_Written instruction_. Extract all lines that hold "study" from the records below.

_Information shown_.
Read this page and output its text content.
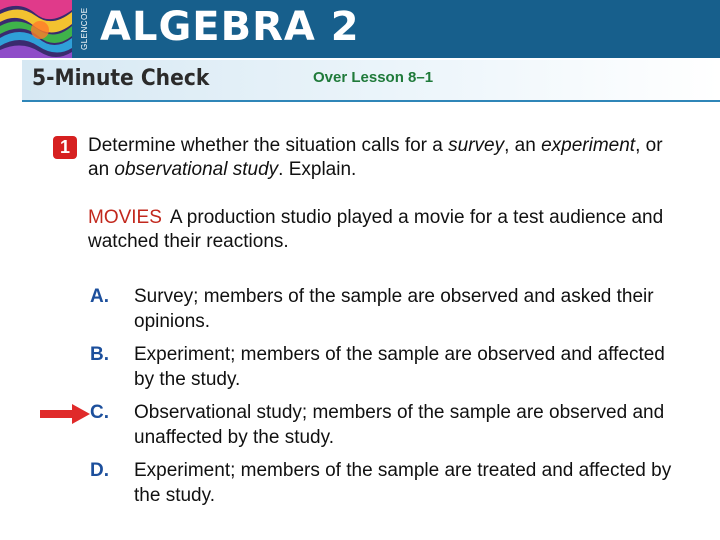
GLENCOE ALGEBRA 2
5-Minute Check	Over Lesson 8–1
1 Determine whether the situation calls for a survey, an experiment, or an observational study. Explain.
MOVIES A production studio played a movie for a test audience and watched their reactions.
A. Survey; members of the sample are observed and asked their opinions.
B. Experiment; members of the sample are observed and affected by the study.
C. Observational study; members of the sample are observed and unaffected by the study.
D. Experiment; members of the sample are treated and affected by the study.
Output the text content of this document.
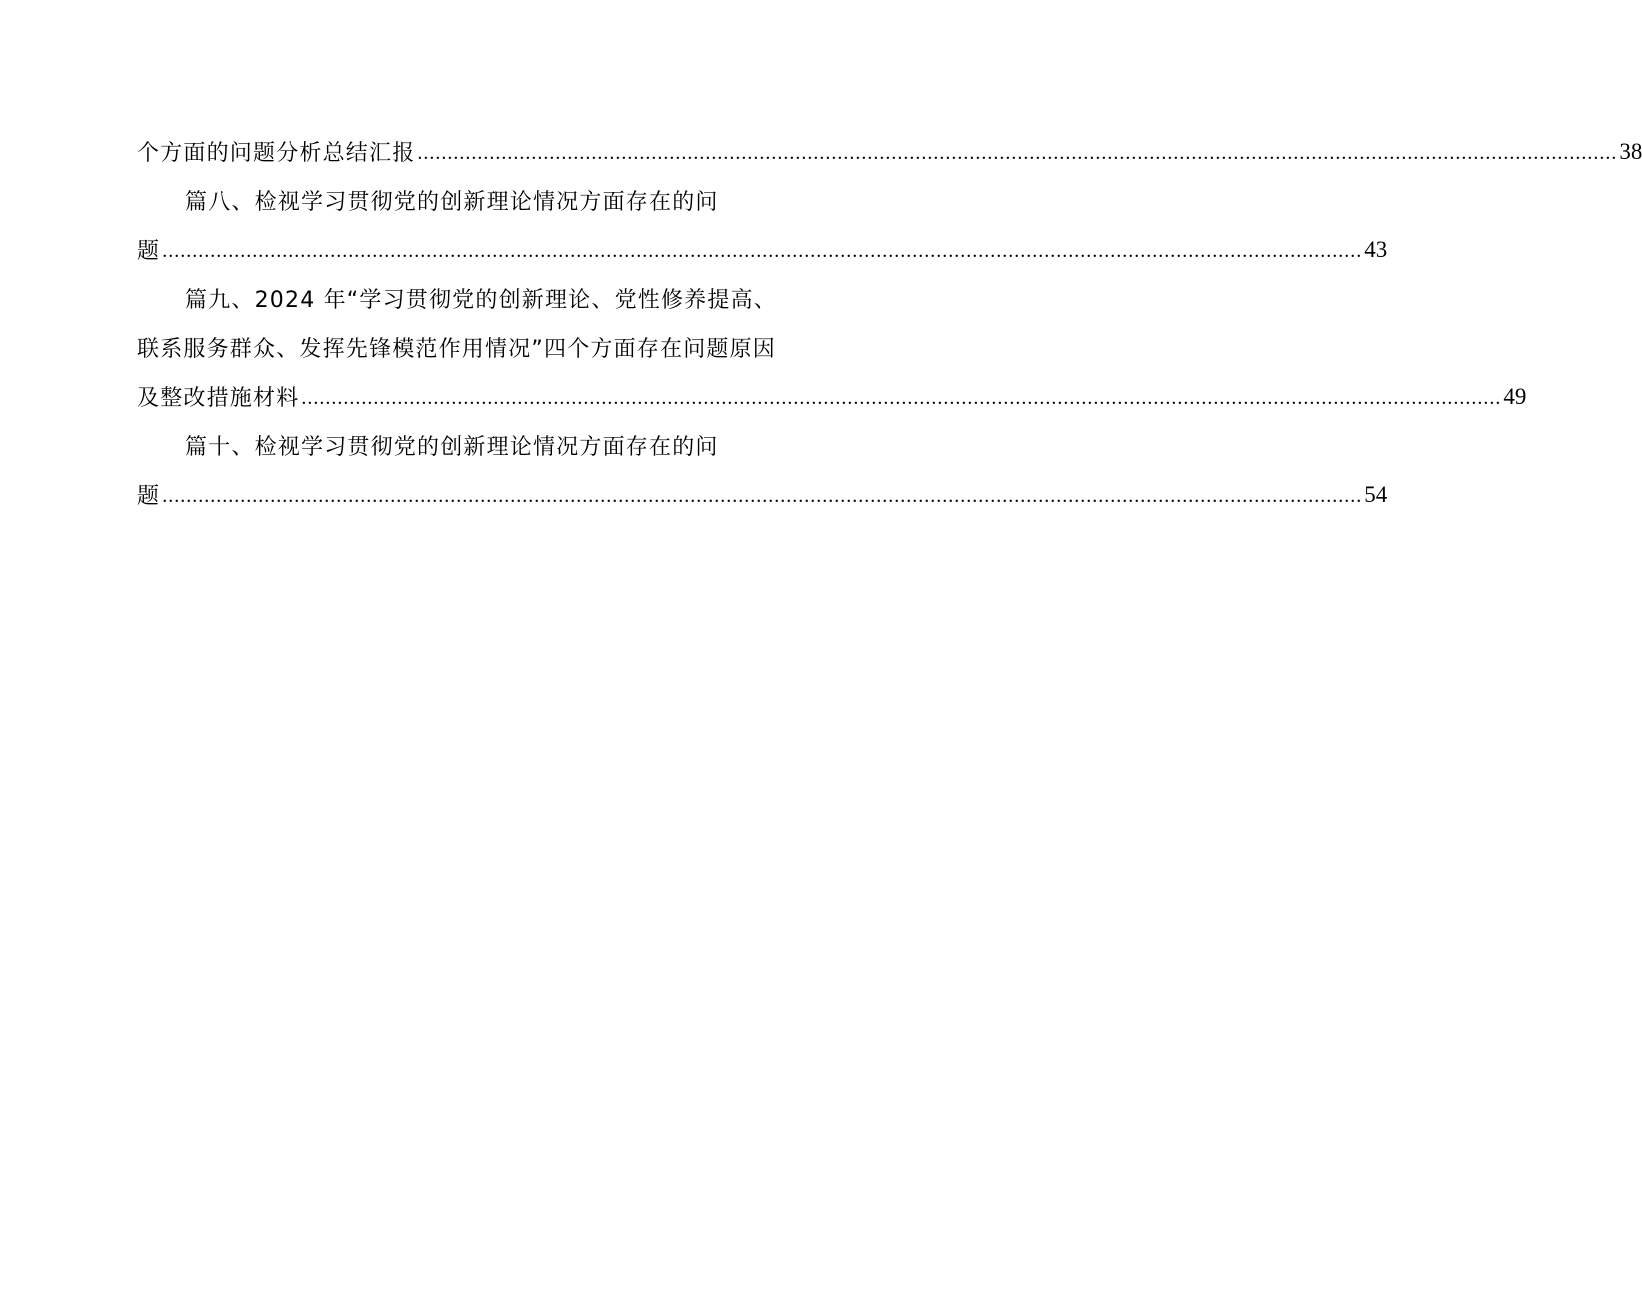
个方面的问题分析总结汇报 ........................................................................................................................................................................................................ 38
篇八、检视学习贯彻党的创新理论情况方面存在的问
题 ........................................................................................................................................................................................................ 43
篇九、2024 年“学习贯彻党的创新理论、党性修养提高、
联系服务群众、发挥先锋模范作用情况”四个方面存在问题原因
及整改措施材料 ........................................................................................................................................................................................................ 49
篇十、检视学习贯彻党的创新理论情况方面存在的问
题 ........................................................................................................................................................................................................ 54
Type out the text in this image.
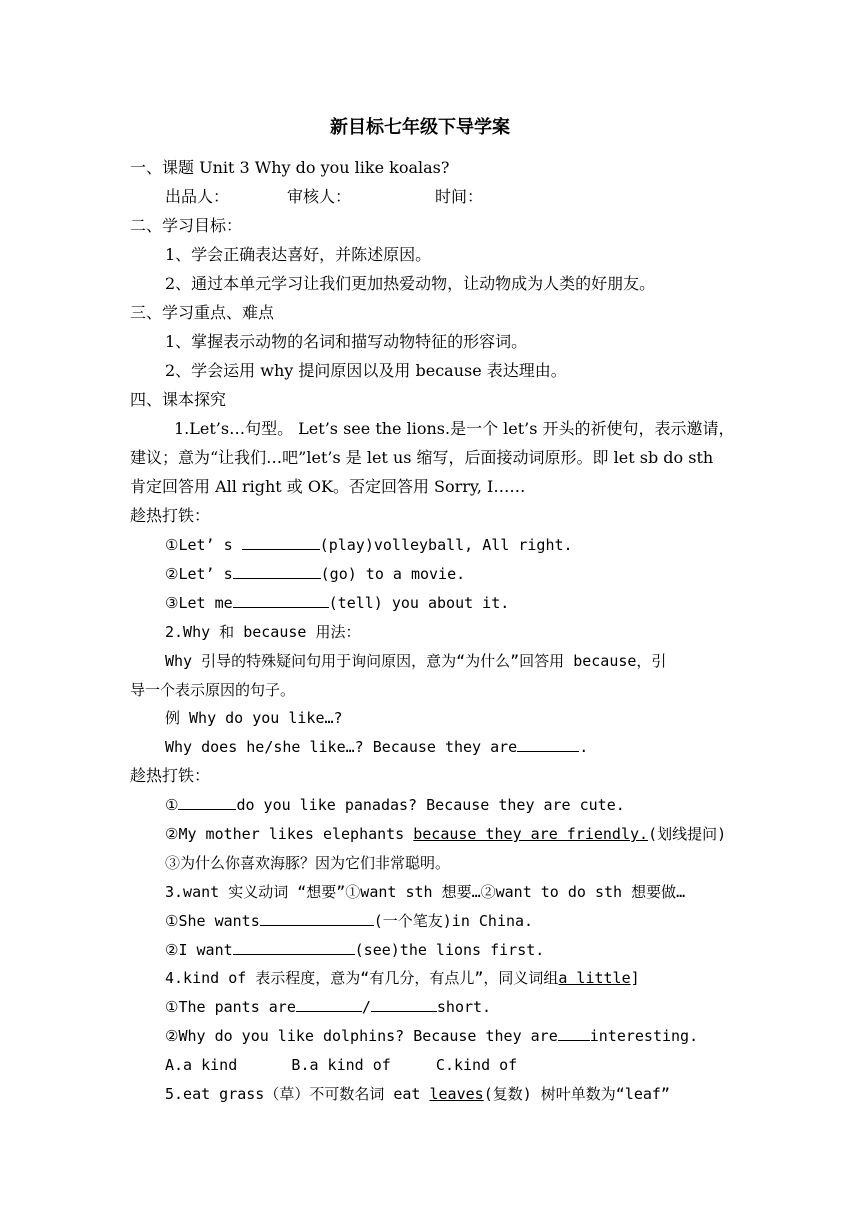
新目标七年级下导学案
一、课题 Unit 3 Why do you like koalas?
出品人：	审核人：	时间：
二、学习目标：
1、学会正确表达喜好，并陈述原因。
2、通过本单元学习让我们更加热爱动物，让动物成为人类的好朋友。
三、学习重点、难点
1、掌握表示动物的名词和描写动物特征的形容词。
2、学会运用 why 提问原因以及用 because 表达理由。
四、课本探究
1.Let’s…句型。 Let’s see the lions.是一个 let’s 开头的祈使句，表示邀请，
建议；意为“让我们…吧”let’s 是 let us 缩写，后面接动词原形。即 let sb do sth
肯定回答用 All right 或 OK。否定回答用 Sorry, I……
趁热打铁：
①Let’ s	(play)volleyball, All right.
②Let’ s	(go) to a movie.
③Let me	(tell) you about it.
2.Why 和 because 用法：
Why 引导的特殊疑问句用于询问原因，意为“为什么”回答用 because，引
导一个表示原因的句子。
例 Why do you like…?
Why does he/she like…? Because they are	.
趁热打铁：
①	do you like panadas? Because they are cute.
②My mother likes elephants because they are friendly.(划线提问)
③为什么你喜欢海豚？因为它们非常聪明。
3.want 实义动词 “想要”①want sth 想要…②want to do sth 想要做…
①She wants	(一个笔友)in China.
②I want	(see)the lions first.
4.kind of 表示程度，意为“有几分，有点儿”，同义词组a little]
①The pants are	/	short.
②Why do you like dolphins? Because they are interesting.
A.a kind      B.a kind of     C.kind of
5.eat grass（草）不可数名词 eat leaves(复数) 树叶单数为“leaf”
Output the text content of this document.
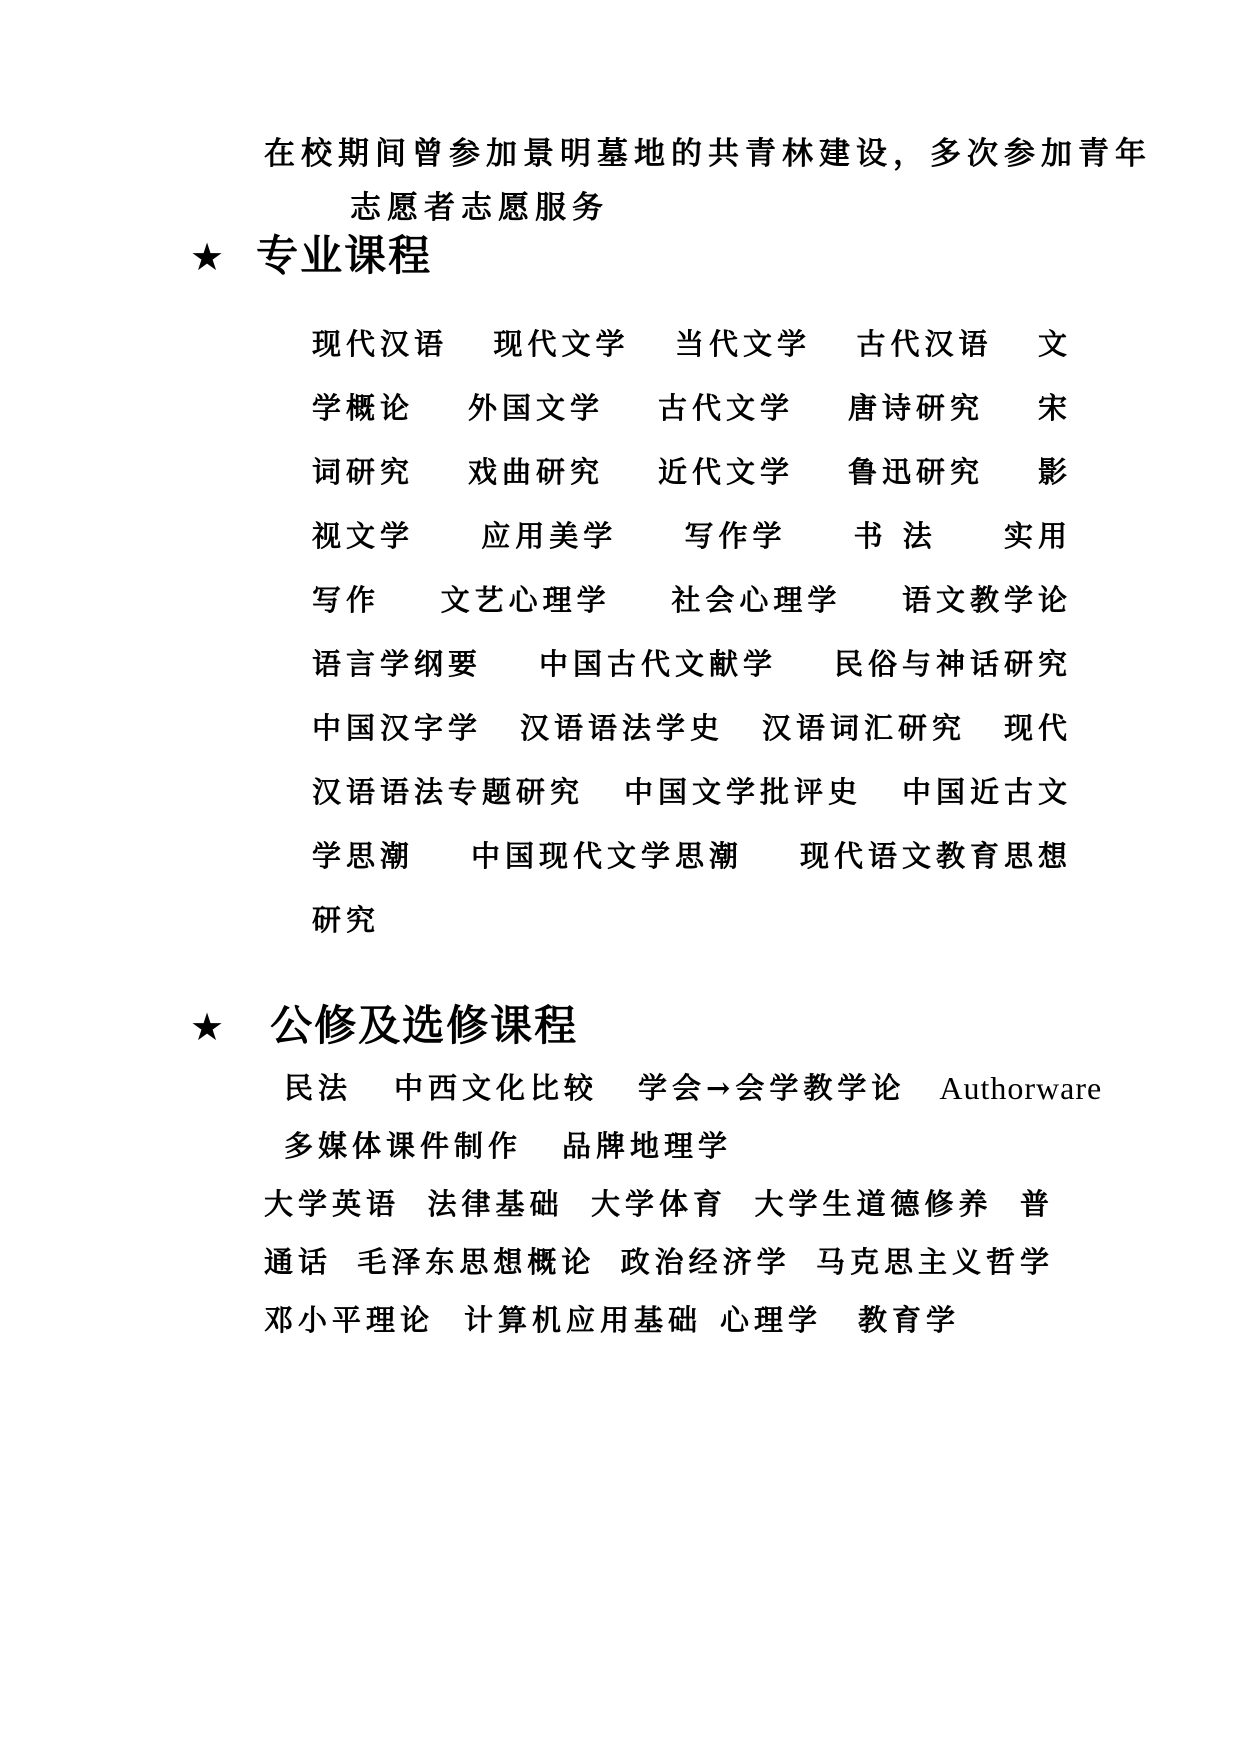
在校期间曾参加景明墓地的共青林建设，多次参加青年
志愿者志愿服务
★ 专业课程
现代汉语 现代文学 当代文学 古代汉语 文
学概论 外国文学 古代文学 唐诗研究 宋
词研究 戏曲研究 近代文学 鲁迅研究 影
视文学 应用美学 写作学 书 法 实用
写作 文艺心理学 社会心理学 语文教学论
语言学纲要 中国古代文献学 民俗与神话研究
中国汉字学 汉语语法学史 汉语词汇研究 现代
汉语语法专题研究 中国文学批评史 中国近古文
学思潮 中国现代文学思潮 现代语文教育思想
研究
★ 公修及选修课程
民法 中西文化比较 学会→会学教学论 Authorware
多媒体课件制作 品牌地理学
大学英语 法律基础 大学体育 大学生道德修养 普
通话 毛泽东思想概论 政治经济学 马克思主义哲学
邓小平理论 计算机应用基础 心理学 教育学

_Result of this exercise_.
1 Determine whether the situation calls for a survey, an experiment, or an observational study. Explain.
B. Experiment; members of the sample are observed and affected by the study.
C. Observational study; members of the sample are observed and unaffected by the study.
D. Experiment; members of the sample are treated and affected by the study.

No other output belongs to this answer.